Extracted records
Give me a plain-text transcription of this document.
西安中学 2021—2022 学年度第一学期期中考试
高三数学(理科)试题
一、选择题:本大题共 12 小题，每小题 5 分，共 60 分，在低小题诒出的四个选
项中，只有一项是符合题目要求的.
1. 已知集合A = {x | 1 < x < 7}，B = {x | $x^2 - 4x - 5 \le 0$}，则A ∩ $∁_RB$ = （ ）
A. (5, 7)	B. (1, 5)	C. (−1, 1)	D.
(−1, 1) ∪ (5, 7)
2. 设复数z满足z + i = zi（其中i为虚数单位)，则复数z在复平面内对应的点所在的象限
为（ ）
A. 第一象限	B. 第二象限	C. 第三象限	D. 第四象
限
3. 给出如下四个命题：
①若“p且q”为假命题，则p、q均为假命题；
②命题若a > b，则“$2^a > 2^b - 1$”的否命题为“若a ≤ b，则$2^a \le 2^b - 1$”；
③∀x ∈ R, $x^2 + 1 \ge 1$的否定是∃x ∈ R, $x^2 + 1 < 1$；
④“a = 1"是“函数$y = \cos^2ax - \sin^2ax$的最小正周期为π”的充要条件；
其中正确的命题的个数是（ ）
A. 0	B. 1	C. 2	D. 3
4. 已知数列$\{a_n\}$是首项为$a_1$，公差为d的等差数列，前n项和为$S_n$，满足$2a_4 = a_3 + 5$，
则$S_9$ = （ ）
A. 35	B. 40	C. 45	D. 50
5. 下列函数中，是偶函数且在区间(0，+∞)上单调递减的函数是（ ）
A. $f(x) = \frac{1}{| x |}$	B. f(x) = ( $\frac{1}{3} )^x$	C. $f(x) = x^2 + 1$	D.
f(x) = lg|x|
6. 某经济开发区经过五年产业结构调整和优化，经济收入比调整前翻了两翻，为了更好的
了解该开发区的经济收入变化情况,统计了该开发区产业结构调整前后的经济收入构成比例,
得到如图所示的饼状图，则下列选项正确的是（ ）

=== EXERCISE REQUIREMENTS ===
Write down every line of the data exactly as it appears above.

=== RESULT OF THIS TASK ===
Give me a plain-text transcription of this document.
西安中学 2021—2022 学年度第一学期期中考试
高三数学(理科)试题
一、选择题:本大题共 12 小题，每小题 5 分，共 60 分，在低小题诒出的四个选
项中，只有一项是符合题目要求的.
1. 已知集合A = {x | 1 < x < 7}，B = {x | $x^2 - 4x - 5 \le 0$}，则A ∩ $∁_RB$ = （ ）
A. (5, 7)	B. (1, 5)	C. (−1, 1)	D.
(−1, 1) ∪ (5, 7)
2. 设复数z满足z + i = zi（其中i为虚数单位)，则复数z在复平面内对应的点所在的象限
为（ ）
A. 第一象限	B. 第二象限	C. 第三象限	D. 第四象
限
3. 给出如下四个命题：
①若“p且q”为假命题，则p、q均为假命题；
②命题若a > b，则“$2^a > 2^b - 1$”的否命题为“若a ≤ b，则$2^a \le 2^b - 1$”；
③∀x ∈ R, $x^2 + 1 \ge 1$的否定是∃x ∈ R, $x^2 + 1 < 1$；
④“a = 1"是“函数$y = \cos^2ax - \sin^2ax$的最小正周期为π”的充要条件；
其中正确的命题的个数是（ ）
A. 0	B. 1	C. 2	D. 3
4. 已知数列$\{a_n\}$是首项为$a_1$，公差为d的等差数列，前n项和为$S_n$，满足$2a_4 = a_3 + 5$，
则$S_9$ = （ ）
A. 35	B. 40	C. 45	D. 50
5. 下列函数中，是偶函数且在区间(0，+∞)上单调递减的函数是（ ）
A. $f(x) = \frac{1}{| x |}$	B. f(x) = ( $\frac{1}{3} )^x$	C. $f(x) = x^2 + 1$	D.
f(x) = lg|x|
6. 某经济开发区经过五年产业结构调整和优化，经济收入比调整前翻了两翻，为了更好的
了解该开发区的经济收入变化情况,统计了该开发区产业结构调整前后的经济收入构成比例,
得到如图所示的饼状图，则下列选项正确的是（ ）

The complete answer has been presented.